Systems Theory


The Systems Approach

The term "systems" is derived from the Greek word "synistanai," which means "to bring together or combine." The term has been used for centuries. Components of the organizational concepts referred to as the "systems approach" have been used to manage armies and governments for millennia. However, it was not until the Industrial Revolution of the 19th and 20th centuries that formal recognition of the "systems" approach to management, philosophy, and science emerged (Whitehead 1925, von Bertalanffy 1968). As the level of precision and efficiency demanded of technology, science, and management increased the complexity of industrial processes, it became increasingly necessary to develop a conceptual basis to avoid being overwhelmed by complexity. The systems approach emerged as scientists and philosophers identified common themes in the approach to managing and organizing complex systems. Four major concepts underlie the systems approach:


What is a system?

#### MATERIAL SUPPLIED
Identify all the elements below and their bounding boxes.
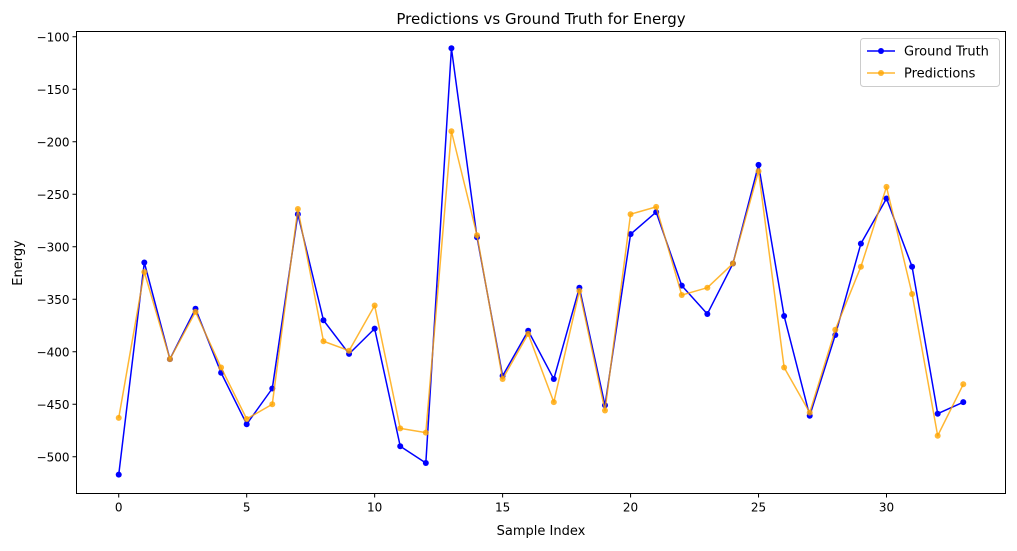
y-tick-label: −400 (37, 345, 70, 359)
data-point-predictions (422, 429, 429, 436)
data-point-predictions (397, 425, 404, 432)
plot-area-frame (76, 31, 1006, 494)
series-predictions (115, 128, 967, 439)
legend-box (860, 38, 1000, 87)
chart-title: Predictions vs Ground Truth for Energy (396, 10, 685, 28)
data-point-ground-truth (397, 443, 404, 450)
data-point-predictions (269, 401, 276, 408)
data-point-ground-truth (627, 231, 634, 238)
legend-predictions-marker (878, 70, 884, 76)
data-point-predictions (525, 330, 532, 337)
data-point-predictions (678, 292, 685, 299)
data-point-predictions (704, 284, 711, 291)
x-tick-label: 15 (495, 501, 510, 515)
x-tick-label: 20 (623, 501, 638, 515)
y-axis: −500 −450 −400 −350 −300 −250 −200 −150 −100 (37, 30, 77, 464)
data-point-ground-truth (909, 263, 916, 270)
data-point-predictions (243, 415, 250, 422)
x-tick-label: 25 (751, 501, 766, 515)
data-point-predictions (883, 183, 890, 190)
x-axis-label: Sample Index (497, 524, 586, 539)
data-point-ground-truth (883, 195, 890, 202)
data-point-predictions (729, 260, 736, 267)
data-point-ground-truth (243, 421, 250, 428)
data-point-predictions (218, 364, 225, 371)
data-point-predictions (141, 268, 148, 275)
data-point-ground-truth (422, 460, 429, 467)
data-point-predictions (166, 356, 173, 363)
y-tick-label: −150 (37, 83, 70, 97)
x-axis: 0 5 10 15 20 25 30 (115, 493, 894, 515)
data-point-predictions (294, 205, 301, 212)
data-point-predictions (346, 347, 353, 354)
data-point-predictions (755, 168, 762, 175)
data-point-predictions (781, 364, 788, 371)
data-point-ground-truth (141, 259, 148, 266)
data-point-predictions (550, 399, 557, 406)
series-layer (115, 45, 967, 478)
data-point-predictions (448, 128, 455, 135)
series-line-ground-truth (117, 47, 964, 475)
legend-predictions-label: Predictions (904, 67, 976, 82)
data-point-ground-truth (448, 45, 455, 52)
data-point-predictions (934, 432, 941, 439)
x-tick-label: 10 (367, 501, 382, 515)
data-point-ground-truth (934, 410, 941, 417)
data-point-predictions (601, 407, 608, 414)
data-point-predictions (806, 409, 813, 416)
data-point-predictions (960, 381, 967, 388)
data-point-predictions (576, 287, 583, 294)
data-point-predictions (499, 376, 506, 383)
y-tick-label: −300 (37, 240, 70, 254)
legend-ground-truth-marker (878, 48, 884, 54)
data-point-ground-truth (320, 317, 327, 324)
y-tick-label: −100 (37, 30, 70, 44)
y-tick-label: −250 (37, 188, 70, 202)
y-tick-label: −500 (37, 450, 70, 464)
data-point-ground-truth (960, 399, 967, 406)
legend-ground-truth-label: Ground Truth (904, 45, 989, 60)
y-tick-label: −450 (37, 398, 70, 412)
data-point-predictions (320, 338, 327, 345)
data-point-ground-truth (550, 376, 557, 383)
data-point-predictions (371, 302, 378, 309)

#### TASK INSTRUCTIONS
A - Condense the paragraph of the systems theory text that begins "The term "systems" is derived" into a shorter version that retains its main facts.
B - In the records between the lines holding "y-tick-label: −400 (37, 345, 70, 359)" and "data-point-ground-truth (397, 443, 404, 450)", inclusive, rename "Energy" to "Power". Reproduce only those lines, leaving everything else in them unchanged.
The records bear no relation to the systems theory text.

#### SOLUTIONS TO THE EXERCISE
A - "Systems" comes from the Greek "synistanai," meaning "to bring together or combine," and the term has been used for centuries. Elements of the "systems approach" have guided the management of armies and governments for millennia. However, it was formally recognized in management, philosophy, and science only with the Industrial Revolution of the 19th and 20th centuries (Whitehead 1925, von Bertalanffy 1968). Rising demands for precision and efficiency made industrial processes more complex and created a need for a conceptual basis to manage that complexity. The approach emerged as scientists and philosophers identified common themes in managing and organizing complex systems, and it rests on four major concepts.

B -
y-tick-label: −400 (37, 345, 70, 359)
data-point-predictions (422, 429, 429, 436)
data-point-predictions (397, 425, 404, 432)
plot-area-frame (76, 31, 1006, 494)
series-predictions (115, 128, 967, 439)
legend-box (860, 38, 1000, 87)
chart-title: Predictions vs Ground Truth for Power (396, 10, 685, 28)
data-point-ground-truth (397, 443, 404, 450)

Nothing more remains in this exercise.